**Direction:** Scan the lines below; pull out those with "operasional".

● ● ● ●

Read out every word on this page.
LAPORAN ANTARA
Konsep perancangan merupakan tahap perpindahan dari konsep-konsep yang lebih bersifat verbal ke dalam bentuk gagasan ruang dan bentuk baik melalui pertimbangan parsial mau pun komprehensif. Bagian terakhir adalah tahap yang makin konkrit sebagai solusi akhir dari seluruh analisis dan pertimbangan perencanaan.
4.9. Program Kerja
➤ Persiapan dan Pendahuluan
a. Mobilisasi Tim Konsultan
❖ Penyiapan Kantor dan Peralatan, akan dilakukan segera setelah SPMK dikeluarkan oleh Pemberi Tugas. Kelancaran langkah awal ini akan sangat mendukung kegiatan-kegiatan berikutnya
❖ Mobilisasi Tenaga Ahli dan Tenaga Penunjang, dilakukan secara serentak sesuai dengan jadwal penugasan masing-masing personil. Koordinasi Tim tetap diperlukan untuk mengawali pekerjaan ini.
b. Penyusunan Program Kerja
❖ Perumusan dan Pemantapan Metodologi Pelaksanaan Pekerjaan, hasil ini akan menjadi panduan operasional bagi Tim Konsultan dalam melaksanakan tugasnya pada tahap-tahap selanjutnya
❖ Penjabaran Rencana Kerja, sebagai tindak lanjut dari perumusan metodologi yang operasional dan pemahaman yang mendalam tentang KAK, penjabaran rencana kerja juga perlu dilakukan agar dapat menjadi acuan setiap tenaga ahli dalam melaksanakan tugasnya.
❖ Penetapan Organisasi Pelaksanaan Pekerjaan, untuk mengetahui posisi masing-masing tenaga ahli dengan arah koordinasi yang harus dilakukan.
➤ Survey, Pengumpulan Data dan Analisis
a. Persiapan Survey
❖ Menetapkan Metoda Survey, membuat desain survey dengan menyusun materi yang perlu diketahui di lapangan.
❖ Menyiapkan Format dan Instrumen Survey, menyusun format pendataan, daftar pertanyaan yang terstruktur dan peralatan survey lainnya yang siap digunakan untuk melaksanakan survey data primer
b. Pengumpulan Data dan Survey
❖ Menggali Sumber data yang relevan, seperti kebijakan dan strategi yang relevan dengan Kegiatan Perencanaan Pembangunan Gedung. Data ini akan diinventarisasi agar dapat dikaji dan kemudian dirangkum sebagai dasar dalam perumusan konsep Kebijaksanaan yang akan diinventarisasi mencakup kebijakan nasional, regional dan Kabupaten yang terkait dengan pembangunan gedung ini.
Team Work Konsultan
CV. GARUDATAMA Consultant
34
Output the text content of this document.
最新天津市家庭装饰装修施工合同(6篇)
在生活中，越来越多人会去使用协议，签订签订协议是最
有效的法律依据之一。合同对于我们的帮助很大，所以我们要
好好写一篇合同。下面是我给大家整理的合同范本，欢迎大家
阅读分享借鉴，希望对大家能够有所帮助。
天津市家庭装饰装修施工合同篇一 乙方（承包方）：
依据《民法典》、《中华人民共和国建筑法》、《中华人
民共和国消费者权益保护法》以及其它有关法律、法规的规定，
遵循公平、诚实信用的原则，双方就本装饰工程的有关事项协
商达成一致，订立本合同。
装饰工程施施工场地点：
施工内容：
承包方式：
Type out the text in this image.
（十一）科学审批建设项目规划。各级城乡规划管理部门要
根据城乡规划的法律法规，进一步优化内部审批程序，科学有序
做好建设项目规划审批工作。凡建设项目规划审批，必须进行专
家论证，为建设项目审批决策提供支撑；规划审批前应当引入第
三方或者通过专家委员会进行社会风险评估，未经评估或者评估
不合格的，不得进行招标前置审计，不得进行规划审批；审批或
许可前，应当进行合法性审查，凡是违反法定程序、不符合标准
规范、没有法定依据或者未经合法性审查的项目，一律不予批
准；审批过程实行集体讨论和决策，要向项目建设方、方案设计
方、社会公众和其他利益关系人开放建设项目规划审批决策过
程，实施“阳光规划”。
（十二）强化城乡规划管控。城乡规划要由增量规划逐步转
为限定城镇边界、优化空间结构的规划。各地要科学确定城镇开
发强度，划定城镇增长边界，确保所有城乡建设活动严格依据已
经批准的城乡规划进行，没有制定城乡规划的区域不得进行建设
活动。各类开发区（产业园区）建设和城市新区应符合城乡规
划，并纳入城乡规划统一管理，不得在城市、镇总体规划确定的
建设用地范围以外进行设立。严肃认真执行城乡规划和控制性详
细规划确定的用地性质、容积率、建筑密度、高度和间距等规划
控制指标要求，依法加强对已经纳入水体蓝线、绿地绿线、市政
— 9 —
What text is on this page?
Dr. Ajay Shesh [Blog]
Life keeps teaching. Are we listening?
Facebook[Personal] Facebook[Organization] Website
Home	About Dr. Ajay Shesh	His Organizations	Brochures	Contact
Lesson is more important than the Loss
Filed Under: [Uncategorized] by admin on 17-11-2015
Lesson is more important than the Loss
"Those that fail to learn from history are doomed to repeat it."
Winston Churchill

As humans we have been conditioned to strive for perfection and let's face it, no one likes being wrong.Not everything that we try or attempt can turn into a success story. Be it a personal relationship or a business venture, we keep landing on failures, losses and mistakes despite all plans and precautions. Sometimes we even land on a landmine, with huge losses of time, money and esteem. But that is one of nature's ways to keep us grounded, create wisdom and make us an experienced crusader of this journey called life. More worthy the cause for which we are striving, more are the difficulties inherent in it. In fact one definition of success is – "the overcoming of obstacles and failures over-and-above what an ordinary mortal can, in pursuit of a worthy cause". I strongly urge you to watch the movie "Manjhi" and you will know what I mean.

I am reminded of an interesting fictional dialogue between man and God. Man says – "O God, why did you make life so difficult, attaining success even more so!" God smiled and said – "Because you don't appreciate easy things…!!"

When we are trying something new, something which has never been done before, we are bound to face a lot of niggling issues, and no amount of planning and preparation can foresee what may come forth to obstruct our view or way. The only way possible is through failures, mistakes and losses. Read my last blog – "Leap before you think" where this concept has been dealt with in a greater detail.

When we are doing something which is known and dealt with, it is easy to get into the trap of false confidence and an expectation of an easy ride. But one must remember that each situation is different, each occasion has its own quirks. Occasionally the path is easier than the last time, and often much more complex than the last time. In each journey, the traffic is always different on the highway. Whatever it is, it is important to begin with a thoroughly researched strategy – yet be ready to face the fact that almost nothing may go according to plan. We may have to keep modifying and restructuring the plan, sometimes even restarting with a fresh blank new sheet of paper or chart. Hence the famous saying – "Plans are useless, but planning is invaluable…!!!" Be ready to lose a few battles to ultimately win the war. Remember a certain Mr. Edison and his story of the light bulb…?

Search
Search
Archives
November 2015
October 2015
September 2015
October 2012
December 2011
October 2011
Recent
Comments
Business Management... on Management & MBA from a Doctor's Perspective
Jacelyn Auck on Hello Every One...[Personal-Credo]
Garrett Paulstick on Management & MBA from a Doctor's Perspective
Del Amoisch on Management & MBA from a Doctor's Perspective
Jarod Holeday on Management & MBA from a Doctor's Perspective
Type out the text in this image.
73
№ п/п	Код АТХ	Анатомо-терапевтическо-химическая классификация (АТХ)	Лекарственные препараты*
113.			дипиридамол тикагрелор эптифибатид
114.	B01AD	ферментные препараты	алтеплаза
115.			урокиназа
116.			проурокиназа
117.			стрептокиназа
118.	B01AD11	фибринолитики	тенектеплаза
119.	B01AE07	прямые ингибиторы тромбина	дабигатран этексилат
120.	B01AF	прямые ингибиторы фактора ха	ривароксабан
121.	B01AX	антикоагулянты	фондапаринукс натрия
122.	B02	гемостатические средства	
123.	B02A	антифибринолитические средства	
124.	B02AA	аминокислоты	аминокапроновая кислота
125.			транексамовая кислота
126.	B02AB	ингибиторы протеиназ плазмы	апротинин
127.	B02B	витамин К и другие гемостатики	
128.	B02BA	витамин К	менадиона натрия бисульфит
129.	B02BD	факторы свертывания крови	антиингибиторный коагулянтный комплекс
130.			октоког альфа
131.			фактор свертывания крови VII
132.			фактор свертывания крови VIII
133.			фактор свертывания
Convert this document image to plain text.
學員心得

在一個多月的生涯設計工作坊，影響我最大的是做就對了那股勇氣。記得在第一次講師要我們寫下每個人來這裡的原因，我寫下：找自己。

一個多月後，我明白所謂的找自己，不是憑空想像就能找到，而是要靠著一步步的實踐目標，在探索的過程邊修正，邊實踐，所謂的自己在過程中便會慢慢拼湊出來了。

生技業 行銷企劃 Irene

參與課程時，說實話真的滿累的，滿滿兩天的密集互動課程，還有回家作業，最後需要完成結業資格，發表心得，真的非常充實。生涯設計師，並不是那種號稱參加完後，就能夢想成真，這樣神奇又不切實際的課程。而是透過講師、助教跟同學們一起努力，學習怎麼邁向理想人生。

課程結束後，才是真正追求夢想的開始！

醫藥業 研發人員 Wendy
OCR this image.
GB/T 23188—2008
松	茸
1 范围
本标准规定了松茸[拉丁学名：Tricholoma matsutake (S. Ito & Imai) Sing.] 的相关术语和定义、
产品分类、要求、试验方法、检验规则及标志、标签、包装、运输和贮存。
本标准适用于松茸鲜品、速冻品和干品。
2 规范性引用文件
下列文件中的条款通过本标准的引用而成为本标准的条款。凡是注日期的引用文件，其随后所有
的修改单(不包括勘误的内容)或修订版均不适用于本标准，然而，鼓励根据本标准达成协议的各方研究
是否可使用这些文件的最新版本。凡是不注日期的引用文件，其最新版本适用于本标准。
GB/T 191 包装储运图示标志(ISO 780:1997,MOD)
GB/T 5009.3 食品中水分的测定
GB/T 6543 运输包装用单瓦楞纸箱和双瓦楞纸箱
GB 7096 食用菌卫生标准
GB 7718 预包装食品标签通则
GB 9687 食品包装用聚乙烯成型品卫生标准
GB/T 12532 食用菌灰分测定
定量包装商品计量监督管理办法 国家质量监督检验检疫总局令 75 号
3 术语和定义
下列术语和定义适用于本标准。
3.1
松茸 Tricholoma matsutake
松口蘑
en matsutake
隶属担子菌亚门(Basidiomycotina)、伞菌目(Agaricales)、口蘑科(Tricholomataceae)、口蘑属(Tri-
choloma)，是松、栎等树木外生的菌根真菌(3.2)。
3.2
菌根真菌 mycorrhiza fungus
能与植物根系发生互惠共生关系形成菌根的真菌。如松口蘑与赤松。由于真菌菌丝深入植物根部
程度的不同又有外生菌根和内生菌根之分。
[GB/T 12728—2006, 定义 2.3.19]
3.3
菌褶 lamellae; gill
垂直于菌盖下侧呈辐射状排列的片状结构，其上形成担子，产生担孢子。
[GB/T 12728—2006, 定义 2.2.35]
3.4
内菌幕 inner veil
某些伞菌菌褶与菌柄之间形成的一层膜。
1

● ● ● ●

**Answer to the task:**
❖ Perumusan dan Pemantapan Metodologi Pelaksanaan Pekerjaan, hasil ini akan menjadi panduan operasional bagi Tim Konsultan dalam melaksanakan tugasnya pada tahap-tahap selanjutnya
❖ Penjabaran Rencana Kerja, sebagai tindak lanjut dari perumusan metodologi yang operasional dan pemahaman yang mendalam tentang KAK, penjabaran rencana kerja juga perlu dilakukan agar dapat menjadi acuan setiap tenaga ahli dalam melaksanakan tugasnya.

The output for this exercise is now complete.